→ Data for the task:
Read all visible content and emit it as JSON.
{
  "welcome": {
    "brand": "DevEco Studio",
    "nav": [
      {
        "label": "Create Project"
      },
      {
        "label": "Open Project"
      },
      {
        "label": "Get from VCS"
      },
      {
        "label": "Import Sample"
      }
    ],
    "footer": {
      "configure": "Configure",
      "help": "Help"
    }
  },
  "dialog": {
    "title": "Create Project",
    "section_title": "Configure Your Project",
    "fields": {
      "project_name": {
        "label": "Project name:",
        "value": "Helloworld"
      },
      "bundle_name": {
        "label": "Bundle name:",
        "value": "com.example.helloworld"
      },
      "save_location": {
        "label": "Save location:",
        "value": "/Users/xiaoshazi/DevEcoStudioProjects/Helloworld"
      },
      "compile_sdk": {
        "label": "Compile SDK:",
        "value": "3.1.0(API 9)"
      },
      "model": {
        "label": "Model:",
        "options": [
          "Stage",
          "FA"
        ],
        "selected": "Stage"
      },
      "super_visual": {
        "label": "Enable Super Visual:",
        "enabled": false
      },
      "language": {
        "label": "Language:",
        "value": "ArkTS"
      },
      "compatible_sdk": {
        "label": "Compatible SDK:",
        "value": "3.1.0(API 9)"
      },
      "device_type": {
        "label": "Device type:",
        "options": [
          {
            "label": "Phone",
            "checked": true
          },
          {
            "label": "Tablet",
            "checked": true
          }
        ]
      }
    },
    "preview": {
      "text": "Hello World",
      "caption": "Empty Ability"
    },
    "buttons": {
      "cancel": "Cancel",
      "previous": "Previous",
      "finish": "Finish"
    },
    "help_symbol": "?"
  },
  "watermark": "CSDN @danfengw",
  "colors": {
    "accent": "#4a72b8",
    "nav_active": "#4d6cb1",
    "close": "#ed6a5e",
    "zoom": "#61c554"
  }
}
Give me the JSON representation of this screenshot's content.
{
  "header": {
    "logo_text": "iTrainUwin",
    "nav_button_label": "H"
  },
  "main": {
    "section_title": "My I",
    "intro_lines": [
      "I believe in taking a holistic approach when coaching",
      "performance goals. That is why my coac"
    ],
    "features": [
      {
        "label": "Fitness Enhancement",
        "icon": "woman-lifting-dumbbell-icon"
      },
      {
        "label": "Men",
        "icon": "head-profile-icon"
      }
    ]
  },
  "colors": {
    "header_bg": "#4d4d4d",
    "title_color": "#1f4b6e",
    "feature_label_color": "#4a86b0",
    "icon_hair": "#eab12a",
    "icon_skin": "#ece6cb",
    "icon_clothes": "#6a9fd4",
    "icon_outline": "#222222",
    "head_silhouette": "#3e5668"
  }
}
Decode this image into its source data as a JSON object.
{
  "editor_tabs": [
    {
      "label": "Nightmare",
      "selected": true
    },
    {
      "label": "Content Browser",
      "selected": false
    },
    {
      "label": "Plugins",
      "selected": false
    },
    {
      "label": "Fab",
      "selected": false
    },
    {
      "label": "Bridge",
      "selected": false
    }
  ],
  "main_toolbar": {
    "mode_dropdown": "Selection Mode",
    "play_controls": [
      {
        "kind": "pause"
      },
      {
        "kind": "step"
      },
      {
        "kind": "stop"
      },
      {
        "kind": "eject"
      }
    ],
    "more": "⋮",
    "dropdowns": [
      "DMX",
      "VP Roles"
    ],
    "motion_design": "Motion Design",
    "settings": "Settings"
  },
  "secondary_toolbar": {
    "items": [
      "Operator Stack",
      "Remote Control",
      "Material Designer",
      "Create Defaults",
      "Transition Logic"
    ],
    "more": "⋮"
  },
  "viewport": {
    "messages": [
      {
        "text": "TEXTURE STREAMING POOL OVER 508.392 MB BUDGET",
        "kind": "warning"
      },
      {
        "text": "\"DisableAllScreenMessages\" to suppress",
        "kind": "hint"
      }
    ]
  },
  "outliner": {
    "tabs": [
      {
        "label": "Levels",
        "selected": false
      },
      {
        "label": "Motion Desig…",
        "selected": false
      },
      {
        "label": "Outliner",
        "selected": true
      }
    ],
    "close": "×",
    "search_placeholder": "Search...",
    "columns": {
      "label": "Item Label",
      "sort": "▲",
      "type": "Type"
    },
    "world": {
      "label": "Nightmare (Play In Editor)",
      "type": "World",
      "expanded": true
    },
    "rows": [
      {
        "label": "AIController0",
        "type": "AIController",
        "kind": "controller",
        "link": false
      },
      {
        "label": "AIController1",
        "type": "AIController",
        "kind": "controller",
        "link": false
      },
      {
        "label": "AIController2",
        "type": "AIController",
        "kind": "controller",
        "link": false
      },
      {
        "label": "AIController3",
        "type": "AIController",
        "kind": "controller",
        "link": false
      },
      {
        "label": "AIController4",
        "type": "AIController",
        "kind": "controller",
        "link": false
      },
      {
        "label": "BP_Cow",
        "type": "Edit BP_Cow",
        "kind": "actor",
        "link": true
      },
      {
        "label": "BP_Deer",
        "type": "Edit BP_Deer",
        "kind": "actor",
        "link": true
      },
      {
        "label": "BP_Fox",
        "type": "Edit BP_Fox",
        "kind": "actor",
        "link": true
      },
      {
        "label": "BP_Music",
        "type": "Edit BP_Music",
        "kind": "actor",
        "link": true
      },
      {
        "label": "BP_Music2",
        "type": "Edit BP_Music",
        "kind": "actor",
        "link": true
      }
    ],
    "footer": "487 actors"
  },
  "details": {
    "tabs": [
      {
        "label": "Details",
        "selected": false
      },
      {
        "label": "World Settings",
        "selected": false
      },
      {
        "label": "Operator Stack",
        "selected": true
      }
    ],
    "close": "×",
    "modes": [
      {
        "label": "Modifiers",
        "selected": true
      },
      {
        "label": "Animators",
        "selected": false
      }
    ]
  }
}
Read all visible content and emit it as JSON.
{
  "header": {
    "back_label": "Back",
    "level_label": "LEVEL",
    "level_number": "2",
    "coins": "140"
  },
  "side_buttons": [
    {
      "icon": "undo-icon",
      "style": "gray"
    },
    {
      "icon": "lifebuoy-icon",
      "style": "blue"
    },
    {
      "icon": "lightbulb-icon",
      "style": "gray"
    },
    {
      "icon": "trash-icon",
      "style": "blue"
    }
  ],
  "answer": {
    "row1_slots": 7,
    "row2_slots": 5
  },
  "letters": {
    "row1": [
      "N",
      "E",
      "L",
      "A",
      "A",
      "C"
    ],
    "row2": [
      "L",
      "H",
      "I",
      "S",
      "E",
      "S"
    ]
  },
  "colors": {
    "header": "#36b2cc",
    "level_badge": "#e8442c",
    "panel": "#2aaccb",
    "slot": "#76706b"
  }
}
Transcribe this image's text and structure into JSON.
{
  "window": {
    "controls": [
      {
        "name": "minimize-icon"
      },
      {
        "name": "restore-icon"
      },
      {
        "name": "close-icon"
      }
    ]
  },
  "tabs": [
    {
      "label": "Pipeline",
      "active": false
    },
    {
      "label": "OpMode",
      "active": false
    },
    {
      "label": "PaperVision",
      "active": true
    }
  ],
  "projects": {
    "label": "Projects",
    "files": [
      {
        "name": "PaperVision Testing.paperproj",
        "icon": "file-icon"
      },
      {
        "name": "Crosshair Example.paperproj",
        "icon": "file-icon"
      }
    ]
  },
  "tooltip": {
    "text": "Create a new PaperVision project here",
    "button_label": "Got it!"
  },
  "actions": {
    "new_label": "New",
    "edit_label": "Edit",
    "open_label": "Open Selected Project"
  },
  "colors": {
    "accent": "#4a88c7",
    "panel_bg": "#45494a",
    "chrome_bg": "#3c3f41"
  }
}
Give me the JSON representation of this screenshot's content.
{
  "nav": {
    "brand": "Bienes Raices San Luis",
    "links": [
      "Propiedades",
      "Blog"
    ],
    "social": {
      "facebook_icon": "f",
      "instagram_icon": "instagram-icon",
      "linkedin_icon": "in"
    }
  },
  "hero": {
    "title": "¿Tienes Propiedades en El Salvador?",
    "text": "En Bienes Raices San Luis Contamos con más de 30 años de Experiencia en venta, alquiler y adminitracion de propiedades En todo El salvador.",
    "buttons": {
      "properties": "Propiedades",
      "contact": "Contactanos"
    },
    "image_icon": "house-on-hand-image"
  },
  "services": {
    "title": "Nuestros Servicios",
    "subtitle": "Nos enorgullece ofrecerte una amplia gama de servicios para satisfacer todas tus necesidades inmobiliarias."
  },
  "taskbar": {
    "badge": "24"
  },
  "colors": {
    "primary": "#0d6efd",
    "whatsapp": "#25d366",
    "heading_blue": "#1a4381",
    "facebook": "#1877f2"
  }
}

→ What is required:
Give nothing but the number of lines containing the string "Create".

→ Exercise result:
4